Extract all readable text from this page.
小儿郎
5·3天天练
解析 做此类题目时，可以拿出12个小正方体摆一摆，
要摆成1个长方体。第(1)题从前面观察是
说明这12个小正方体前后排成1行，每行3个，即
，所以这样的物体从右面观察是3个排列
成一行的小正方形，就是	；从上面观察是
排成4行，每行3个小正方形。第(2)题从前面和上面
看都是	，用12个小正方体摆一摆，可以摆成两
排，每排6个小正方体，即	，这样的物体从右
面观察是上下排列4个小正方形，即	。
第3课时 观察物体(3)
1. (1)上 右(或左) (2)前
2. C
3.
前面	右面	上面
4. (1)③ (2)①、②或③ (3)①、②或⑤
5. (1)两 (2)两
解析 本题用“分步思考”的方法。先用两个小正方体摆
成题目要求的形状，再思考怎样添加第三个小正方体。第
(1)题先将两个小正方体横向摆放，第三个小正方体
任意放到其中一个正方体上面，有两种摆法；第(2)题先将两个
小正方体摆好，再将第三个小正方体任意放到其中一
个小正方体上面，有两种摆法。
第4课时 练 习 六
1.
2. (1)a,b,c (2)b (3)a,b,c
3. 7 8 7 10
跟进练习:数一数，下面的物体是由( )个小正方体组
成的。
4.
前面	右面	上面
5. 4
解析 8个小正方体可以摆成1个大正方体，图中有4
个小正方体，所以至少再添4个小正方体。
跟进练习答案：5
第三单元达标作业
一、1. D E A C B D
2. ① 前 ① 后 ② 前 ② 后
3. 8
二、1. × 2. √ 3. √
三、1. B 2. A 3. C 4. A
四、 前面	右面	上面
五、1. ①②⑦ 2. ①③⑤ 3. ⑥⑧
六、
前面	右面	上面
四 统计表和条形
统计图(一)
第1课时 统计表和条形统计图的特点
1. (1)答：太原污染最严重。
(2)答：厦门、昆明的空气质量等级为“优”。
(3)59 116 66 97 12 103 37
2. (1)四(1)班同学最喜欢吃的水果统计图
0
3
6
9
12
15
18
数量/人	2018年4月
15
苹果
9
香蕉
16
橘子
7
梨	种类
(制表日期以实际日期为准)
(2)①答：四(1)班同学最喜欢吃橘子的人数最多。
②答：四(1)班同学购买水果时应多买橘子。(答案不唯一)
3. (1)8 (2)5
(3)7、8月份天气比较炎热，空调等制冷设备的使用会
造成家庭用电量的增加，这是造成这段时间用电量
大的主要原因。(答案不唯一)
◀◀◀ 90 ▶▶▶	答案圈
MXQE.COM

******************************

## Short exercise:
Extract the complete listing verbatim.

## Worked solution:
Extract all readable text from this page.
小儿郎
5·3天天练
解析 做此类题目时，可以拿出12个小正方体摆一摆，
要摆成1个长方体。第(1)题从前面观察是
说明这12个小正方体前后排成1行，每行3个，即
，所以这样的物体从右面观察是3个排列
成一行的小正方形，就是	；从上面观察是
排成4行，每行3个小正方形。第(2)题从前面和上面
看都是	，用12个小正方体摆一摆，可以摆成两
排，每排6个小正方体，即	，这样的物体从右
面观察是上下排列4个小正方形，即	。
第3课时 观察物体(3)
1. (1)上 右(或左) (2)前
2. C
3.
前面	右面	上面
4. (1)③ (2)①、②或③ (3)①、②或⑤
5. (1)两 (2)两
解析 本题用“分步思考”的方法。先用两个小正方体摆
成题目要求的形状，再思考怎样添加第三个小正方体。第
(1)题先将两个小正方体横向摆放，第三个小正方体
任意放到其中一个正方体上面，有两种摆法；第(2)题先将两个
小正方体摆好，再将第三个小正方体任意放到其中一
个小正方体上面，有两种摆法。
第4课时 练 习 六
1.
2. (1)a,b,c (2)b (3)a,b,c
3. 7 8 7 10
跟进练习:数一数，下面的物体是由( )个小正方体组
成的。
4.
前面	右面	上面
5. 4
解析 8个小正方体可以摆成1个大正方体，图中有4
个小正方体，所以至少再添4个小正方体。
跟进练习答案：5
第三单元达标作业
一、1. D E A C B D
2. ① 前 ① 后 ② 前 ② 后
3. 8
二、1. × 2. √ 3. √
三、1. B 2. A 3. C 4. A
四、 前面	右面	上面
五、1. ①②⑦ 2. ①③⑤ 3. ⑥⑧
六、
前面	右面	上面
四 统计表和条形
统计图(一)
第1课时 统计表和条形统计图的特点
1. (1)答：太原污染最严重。
(2)答：厦门、昆明的空气质量等级为“优”。
(3)59 116 66 97 12 103 37
2. (1)四(1)班同学最喜欢吃的水果统计图
0
3
6
9
12
15
18
数量/人	2018年4月
15
苹果
9
香蕉
16
橘子
7
梨	种类
(制表日期以实际日期为准)
(2)①答：四(1)班同学最喜欢吃橘子的人数最多。
②答：四(1)班同学购买水果时应多买橘子。(答案不唯一)
3. (1)8 (2)5
(3)7、8月份天气比较炎热，空调等制冷设备的使用会
造成家庭用电量的增加，这是造成这段时间用电量
大的主要原因。(答案不唯一)
◀◀◀ 90 ▶▶▶	答案圈
MXQE.COM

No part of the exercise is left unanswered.